DO THIS: Determine the number of lines that have the string "rate" in them, and give only that number.
— start of RECORD EXTRACTS —
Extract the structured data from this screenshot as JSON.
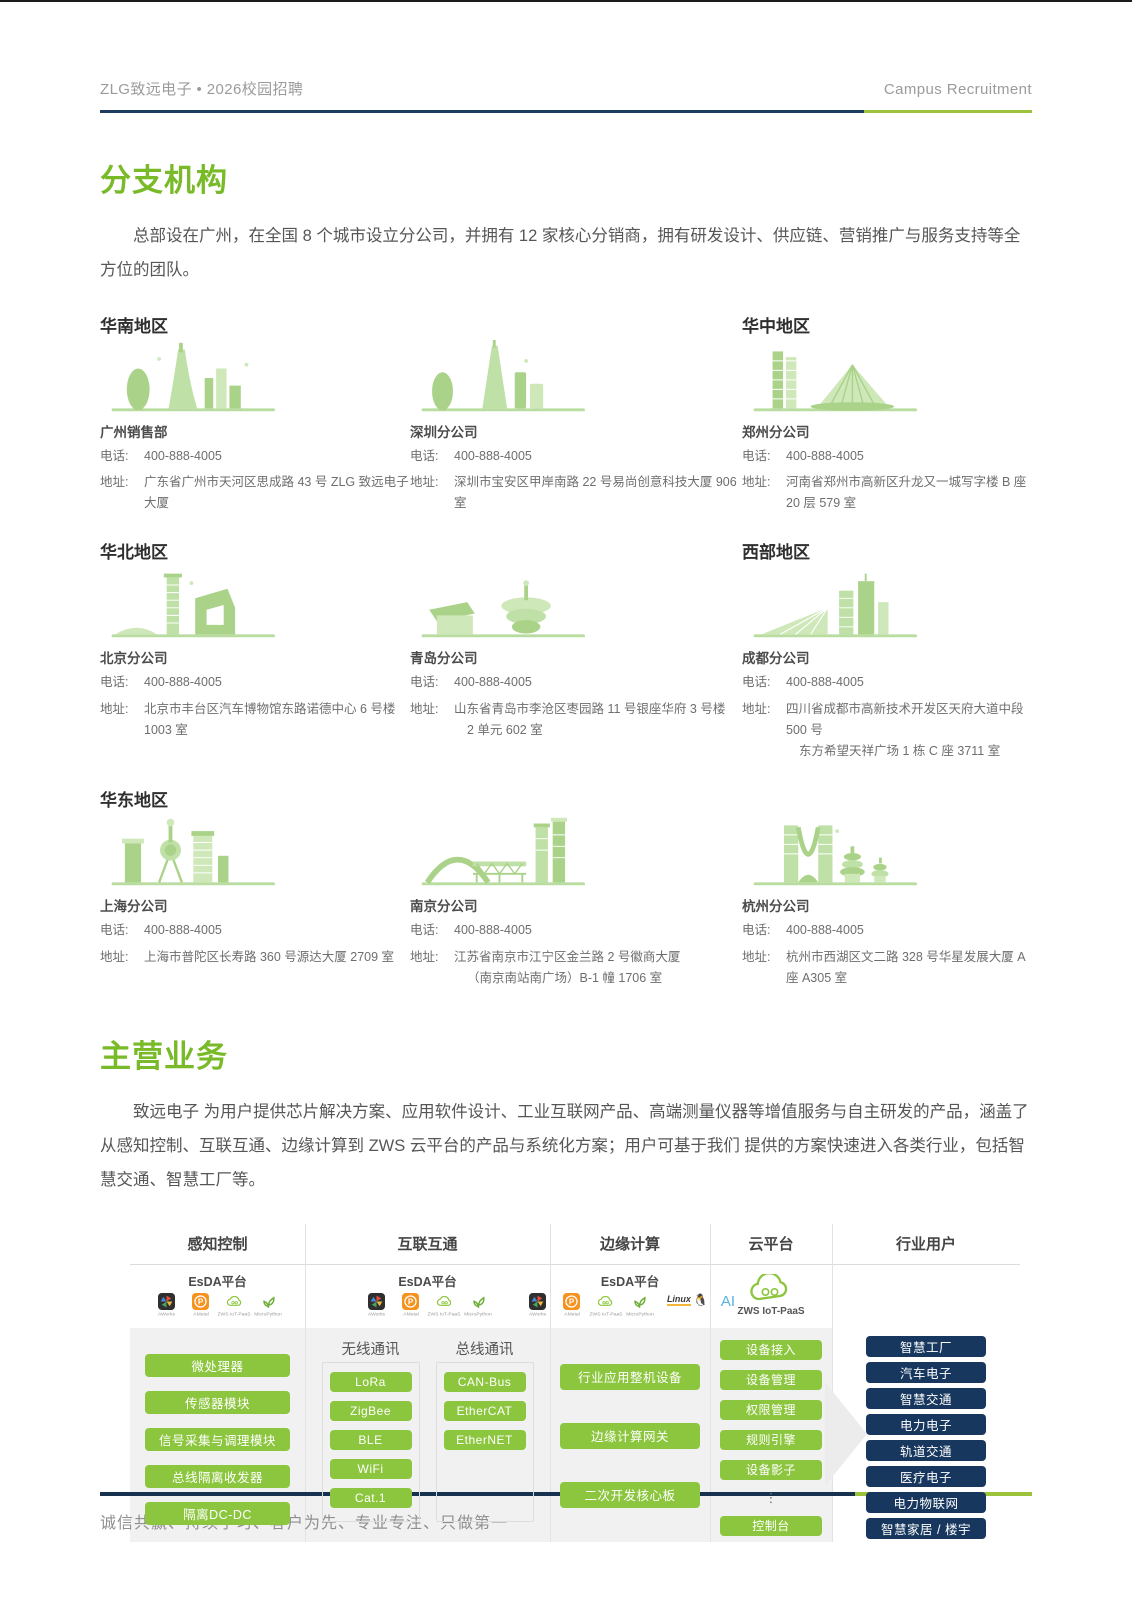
{
  "colors": {
    "accent_green": "#8cc63e",
    "title_green": "#79ba28",
    "navy": "#17375e",
    "rule_navy": "#1c3b5e",
    "rule_green": "#9dc23c"
  },
  "header": {
    "left": "ZLG致远电子 • 2026校园招聘",
    "right": "Campus Recruitment"
  },
  "sections": {
    "branches": {
      "title": "分支机构",
      "intro": "总部设在广州，在全国 8 个城市设立分公司，并拥有 12 家核心分销商，拥有研发设计、供应链、营销推广与服务支持等全方位的团队。",
      "phone_label": "电话:",
      "address_label": "地址:",
      "offices": [
        {
          "region": "华南地区",
          "name": "广州销售部",
          "phone": "400-888-4005",
          "address": [
            "广东省广州市天河区思成路 43 号 ZLG 致远电子大厦"
          ],
          "city": "guangzhou"
        },
        {
          "region": "",
          "name": "深圳分公司",
          "phone": "400-888-4005",
          "address": [
            "深圳市宝安区甲岸南路 22 号易尚创意科技大厦 906 室"
          ],
          "city": "shenzhen"
        },
        {
          "region": "华中地区",
          "name": "郑州分公司",
          "phone": "400-888-4005",
          "address": [
            "河南省郑州市高新区升龙又一城写字楼 B 座 20 层 579 室"
          ],
          "city": "zhengzhou"
        },
        {
          "region": "华北地区",
          "name": "北京分公司",
          "phone": "400-888-4005",
          "address": [
            "北京市丰台区汽车博物馆东路诺德中心 6 号楼 1003 室"
          ],
          "city": "beijing"
        },
        {
          "region": "",
          "name": "青岛分公司",
          "phone": "400-888-4005",
          "address": [
            "山东省青岛市李沧区枣园路 11 号银座华府 3 号楼",
            "2 单元 602 室"
          ],
          "city": "qingdao"
        },
        {
          "region": "西部地区",
          "name": "成都分公司",
          "phone": "400-888-4005",
          "address": [
            "四川省成都市高新技术开发区天府大道中段 500 号",
            "东方希望天祥广场 1 栋 C 座 3711 室"
          ],
          "city": "chengdu"
        },
        {
          "region": "华东地区",
          "name": "上海分公司",
          "phone": "400-888-4005",
          "address": [
            "上海市普陀区长寿路 360 号源达大厦 2709 室"
          ],
          "city": "shanghai"
        },
        {
          "region": "",
          "name": "南京分公司",
          "phone": "400-888-4005",
          "address": [
            "江苏省南京市江宁区金兰路 2 号徽商大厦",
            "（南京南站南广场）B-1 幢 1706 室"
          ],
          "city": "nanjing"
        },
        {
          "region": "",
          "name": "杭州分公司",
          "phone": "400-888-4005",
          "address": [
            "杭州市西湖区文二路 328 号华星发展大厦 A 座 A305 室"
          ],
          "city": "hangzhou"
        }
      ]
    },
    "business": {
      "title": "主营业务",
      "intro": "致远电子 为用户提供芯片解决方案、应用软件设计、工业互联网产品、高端测量仪器等增值服务与自主研发的产品，涵盖了从感知控制、互联互通、边缘计算到 ZWS 云平台的产品与系统化方案；用户可基于我们 提供的方案快速进入各类行业，包括智慧交通、智慧工厂等。",
      "diagram": {
        "columns": [
          "感知控制",
          "互联互通",
          "边缘计算",
          "云平台",
          "行业用户"
        ],
        "esda_label": "EsDA平台",
        "platform_icons": [
          {
            "label": "AWorks",
            "kind": "aworks"
          },
          {
            "label": "AMetal",
            "kind": "ametal"
          },
          {
            "label": "ZWS IoT-PaaS",
            "kind": "zws"
          },
          {
            "label": "MicroPython",
            "kind": "mpy"
          }
        ],
        "edge_extra_icons": [
          {
            "label": "Linux",
            "kind": "linux"
          },
          {
            "label": "AI",
            "kind": "ai"
          }
        ],
        "cloud_platform_label": "ZWS IoT-PaaS",
        "perception_items": [
          "微处理器",
          "传感器模块",
          "信号采集与调理模块",
          "总线隔离收发器",
          "隔离DC-DC"
        ],
        "wireless": {
          "title": "无线通讯",
          "items": [
            "LoRa",
            "ZigBee",
            "BLE",
            "WiFi",
            "Cat.1"
          ]
        },
        "bus": {
          "title": "总线通讯",
          "items": [
            "CAN-Bus",
            "EtherCAT",
            "EtherNET"
          ]
        },
        "edge_items": [
          "行业应用整机设备",
          "边缘计算网关",
          "二次开发核心板"
        ],
        "cloud_items": [
          "设备接入",
          "设备管理",
          "权限管理",
          "规则引擎",
          "设备影子",
          "⋮",
          "控制台"
        ],
        "industry_items": [
          "智慧工厂",
          "汽车电子",
          "智慧交通",
          "电力电子",
          "轨道交通",
          "医疗电子",
          "电力物联网",
          "智慧家居 / 楼宇"
        ]
      }
    }
  },
  "footer": {
    "slogan": "诚信共赢、持续学习、客户为先、专业专注、只做第一"
  }
}
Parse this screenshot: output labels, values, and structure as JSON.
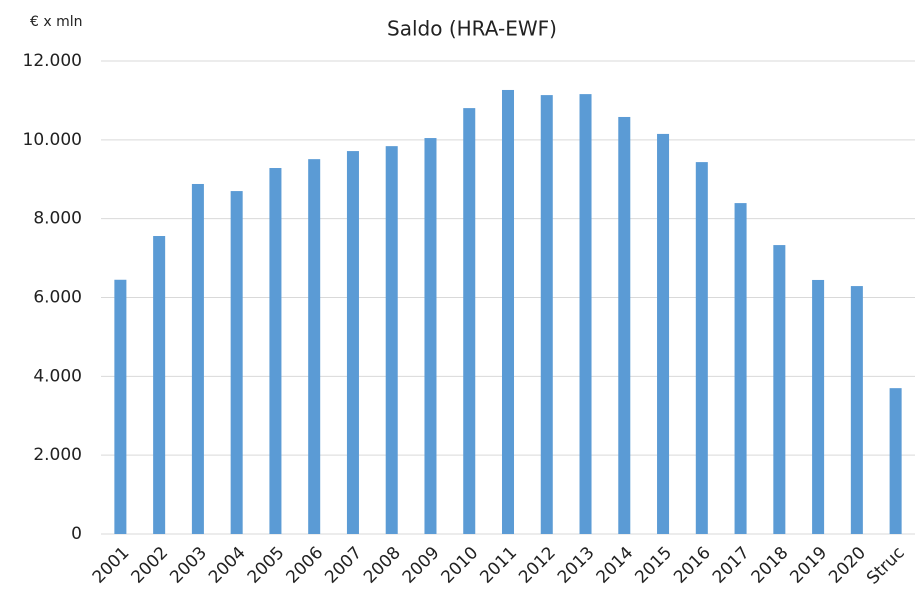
{
  "chart_data": {
    "type": "bar",
    "title": "Saldo (HRA-EWF)",
    "y_label": "€ x mln",
    "categories": [
      "2001",
      "2002",
      "2003",
      "2004",
      "2005",
      "2006",
      "2007",
      "2008",
      "2009",
      "2010",
      "2011",
      "2012",
      "2013",
      "2014",
      "2015",
      "2016",
      "2017",
      "2018",
      "2019",
      "2020",
      "Struc"
    ],
    "values": [
      6450,
      7560,
      8880,
      8700,
      9285,
      9510,
      9715,
      9840,
      10045,
      10805,
      11265,
      11135,
      11160,
      10580,
      10150,
      9435,
      8395,
      7330,
      6445,
      6290,
      3700
    ],
    "color": "#5b9bd5",
    "ylim": [
      0,
      12000
    ],
    "yticks": [
      0,
      {
        "value": 2000,
        "label": "2.000"
      },
      {
        "value": 4000,
        "label": "4.000"
      },
      {
        "value": 6000,
        "label": "6.000"
      },
      {
        "value": 8000,
        "label": "8.000"
      },
      {
        "value": 10000,
        "label": "10.000"
      },
      {
        "value": 12000,
        "label": "12.000"
      }
    ],
    "grid": true
  }
}
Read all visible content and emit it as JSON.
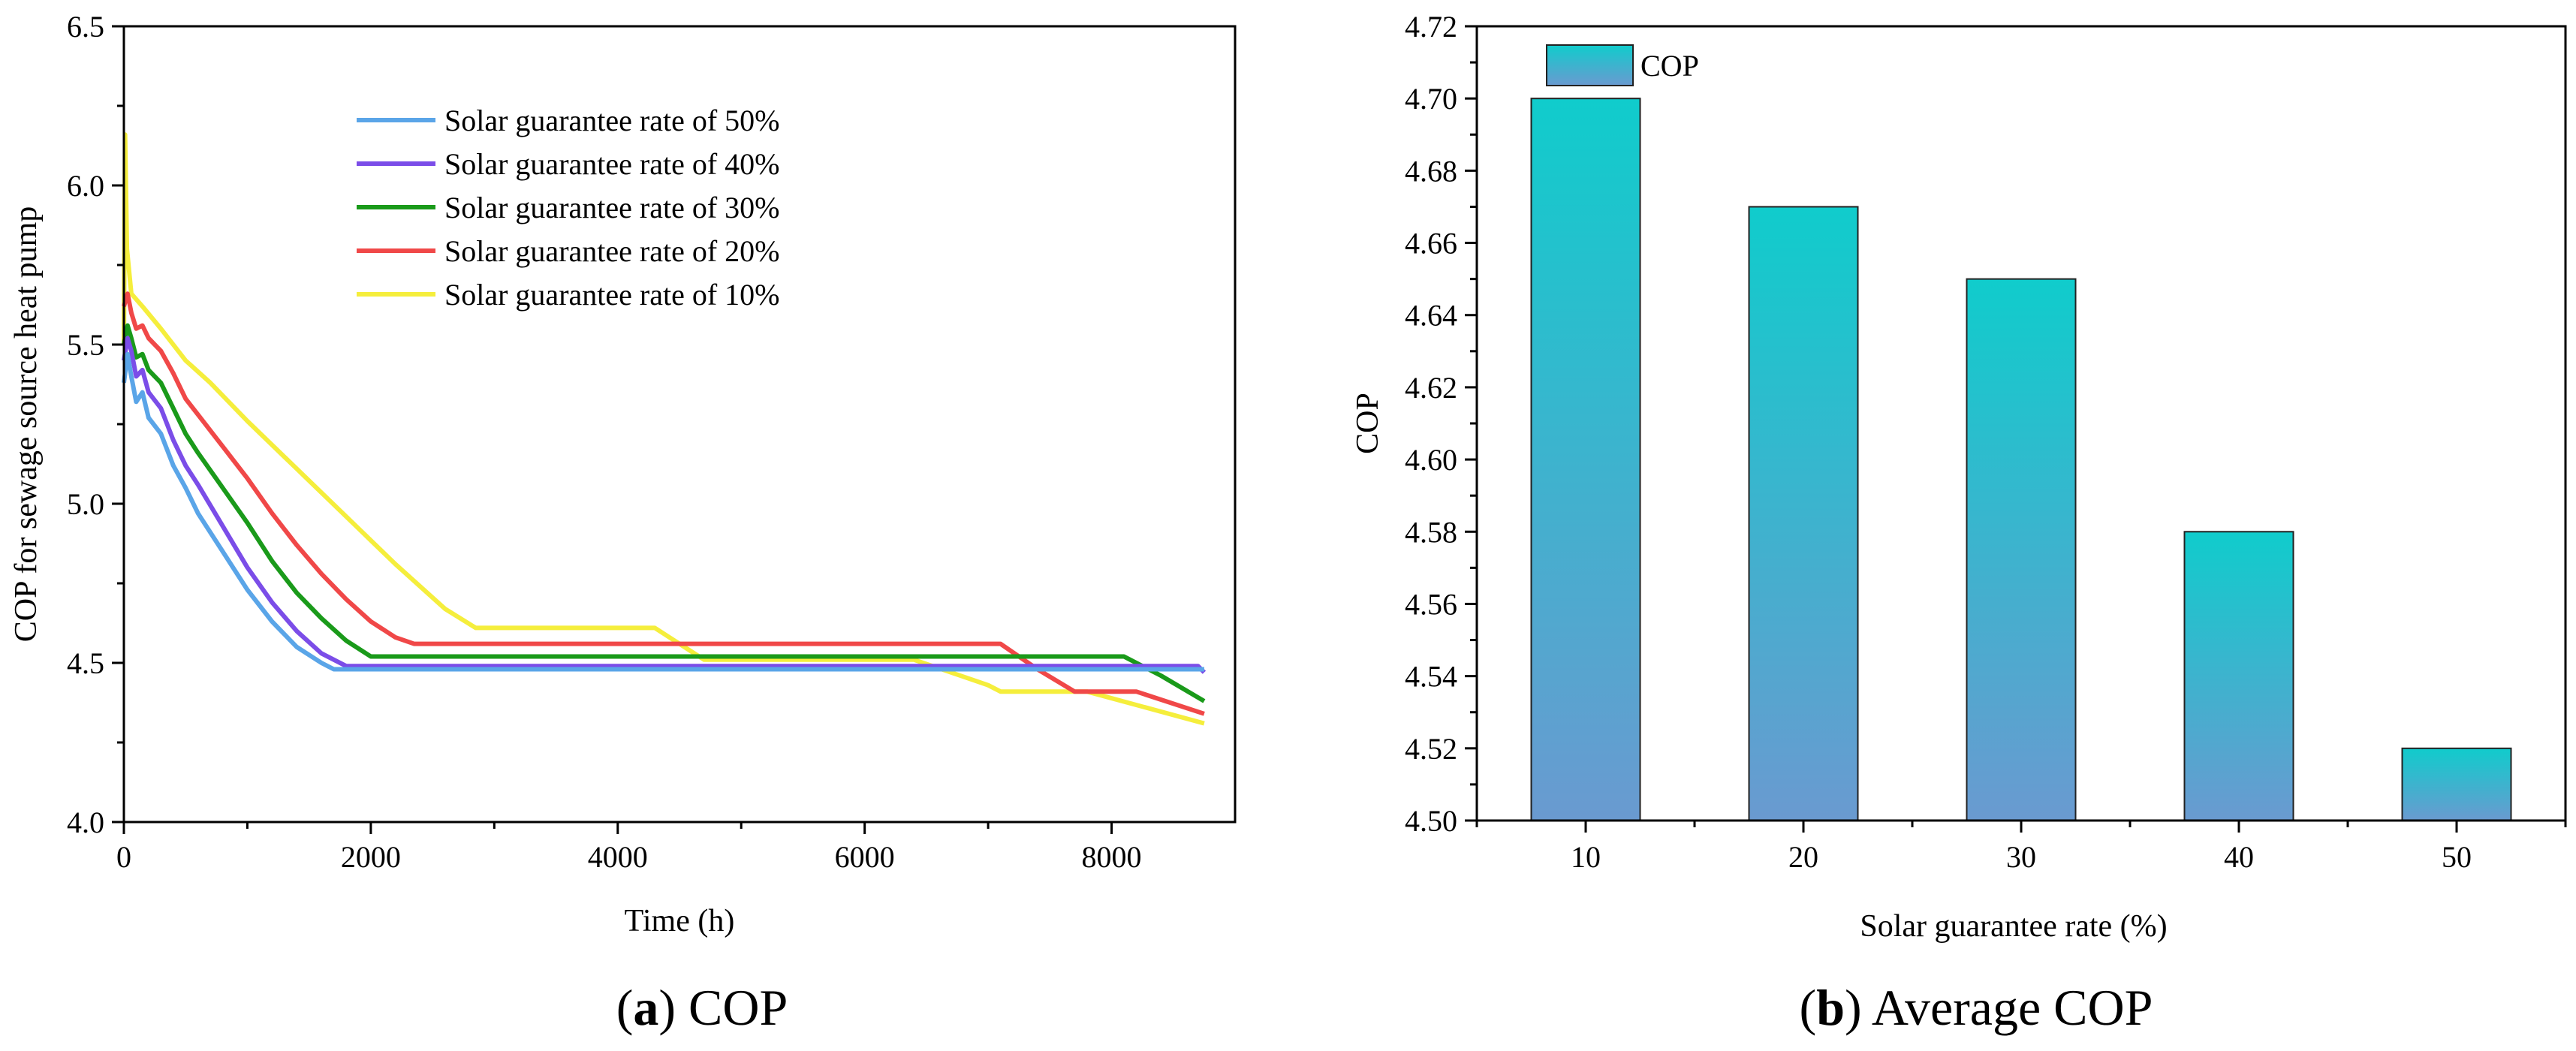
{
  "chart_data": [
    {
      "type": "line",
      "xlabel": "Time (h)",
      "ylabel": "COP for sewage source heat pump",
      "xlim": [
        0,
        9000
      ],
      "ylim": [
        4.0,
        6.5
      ],
      "x_ticks": [
        "0",
        "2000",
        "4000",
        "6000",
        "8000"
      ],
      "y_ticks": [
        "4.0",
        "4.5",
        "5.0",
        "5.5",
        "6.0",
        "6.5"
      ],
      "grid": false,
      "legend_position": "top-right",
      "series": [
        {
          "name": "Solar guarantee rate of 50%",
          "color": "#5aa5e8",
          "x": [
            0,
            30,
            60,
            100,
            150,
            200,
            300,
            400,
            500,
            600,
            800,
            1000,
            1200,
            1400,
            1600,
            1700,
            1800,
            2000,
            3000,
            4000,
            5000,
            6000,
            7000,
            8000,
            8700,
            8750
          ],
          "y": [
            5.38,
            5.47,
            5.4,
            5.32,
            5.35,
            5.27,
            5.22,
            5.12,
            5.05,
            4.97,
            4.85,
            4.73,
            4.63,
            4.55,
            4.5,
            4.48,
            4.48,
            4.48,
            4.48,
            4.48,
            4.48,
            4.48,
            4.48,
            4.48,
            4.48,
            4.48
          ]
        },
        {
          "name": "Solar guarantee rate of 40%",
          "color": "#7b4de8",
          "x": [
            0,
            30,
            60,
            100,
            150,
            200,
            300,
            400,
            500,
            600,
            800,
            1000,
            1200,
            1400,
            1600,
            1800,
            1900,
            2000,
            3000,
            4000,
            5000,
            6000,
            7000,
            8000,
            8700,
            8750
          ],
          "y": [
            5.45,
            5.52,
            5.48,
            5.4,
            5.42,
            5.35,
            5.3,
            5.2,
            5.12,
            5.06,
            4.93,
            4.8,
            4.69,
            4.6,
            4.53,
            4.49,
            4.49,
            4.49,
            4.49,
            4.49,
            4.49,
            4.49,
            4.49,
            4.49,
            4.49,
            4.47
          ]
        },
        {
          "name": "Solar guarantee rate of 30%",
          "color": "#1a9a1a",
          "x": [
            0,
            30,
            60,
            100,
            150,
            200,
            300,
            400,
            500,
            600,
            800,
            1000,
            1200,
            1400,
            1600,
            1800,
            2000,
            2100,
            3000,
            4000,
            5000,
            6000,
            7000,
            8000,
            8100,
            8400,
            8750
          ],
          "y": [
            5.5,
            5.56,
            5.52,
            5.46,
            5.47,
            5.42,
            5.38,
            5.3,
            5.22,
            5.16,
            5.05,
            4.94,
            4.82,
            4.72,
            4.64,
            4.57,
            4.52,
            4.52,
            4.52,
            4.52,
            4.52,
            4.52,
            4.52,
            4.52,
            4.52,
            4.46,
            4.38
          ]
        },
        {
          "name": "Solar guarantee rate of 20%",
          "color": "#f04848",
          "x": [
            0,
            30,
            60,
            100,
            150,
            200,
            300,
            400,
            500,
            600,
            800,
            1000,
            1200,
            1400,
            1600,
            1800,
            2000,
            2200,
            2350,
            3000,
            4000,
            5000,
            6000,
            7000,
            7100,
            7400,
            7700,
            8200,
            8750
          ],
          "y": [
            5.62,
            5.66,
            5.6,
            5.55,
            5.56,
            5.52,
            5.48,
            5.41,
            5.33,
            5.28,
            5.18,
            5.08,
            4.97,
            4.87,
            4.78,
            4.7,
            4.63,
            4.58,
            4.56,
            4.56,
            4.56,
            4.56,
            4.56,
            4.56,
            4.56,
            4.48,
            4.41,
            4.41,
            4.34
          ]
        },
        {
          "name": "Solar guarantee rate of 10%",
          "color": "#f5ee3c",
          "x": [
            0,
            10,
            25,
            60,
            150,
            300,
            500,
            700,
            1000,
            1400,
            1800,
            2200,
            2600,
            2850,
            3500,
            4000,
            4300,
            4700,
            5500,
            6400,
            7000,
            7100,
            7800,
            8750
          ],
          "y": [
            5.5,
            6.16,
            5.8,
            5.66,
            5.62,
            5.55,
            5.45,
            5.38,
            5.26,
            5.11,
            4.96,
            4.81,
            4.67,
            4.61,
            4.61,
            4.61,
            4.61,
            4.51,
            4.51,
            4.51,
            4.43,
            4.41,
            4.41,
            4.31
          ]
        }
      ],
      "caption_letter": "(a)",
      "caption_text": "COP"
    },
    {
      "type": "bar",
      "categories": [
        "10",
        "20",
        "30",
        "40",
        "50"
      ],
      "series": [
        {
          "name": "COP",
          "values": [
            4.7,
            4.67,
            4.65,
            4.58,
            4.52
          ]
        }
      ],
      "xlabel": "Solar guarantee rate (%)",
      "ylabel": "COP",
      "ylim": [
        4.5,
        4.72
      ],
      "y_ticks": [
        "4.50",
        "4.52",
        "4.54",
        "4.56",
        "4.58",
        "4.60",
        "4.62",
        "4.64",
        "4.66",
        "4.68",
        "4.70",
        "4.72"
      ],
      "grid": false,
      "legend_position": "top-left",
      "bar_gradient": {
        "top": "#10cccc",
        "bottom": "#6a9ad0"
      },
      "caption_letter": "(b)",
      "caption_text": "Average COP"
    }
  ]
}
— end of RECORD EXTRACTS —
IN RESPONSE: 6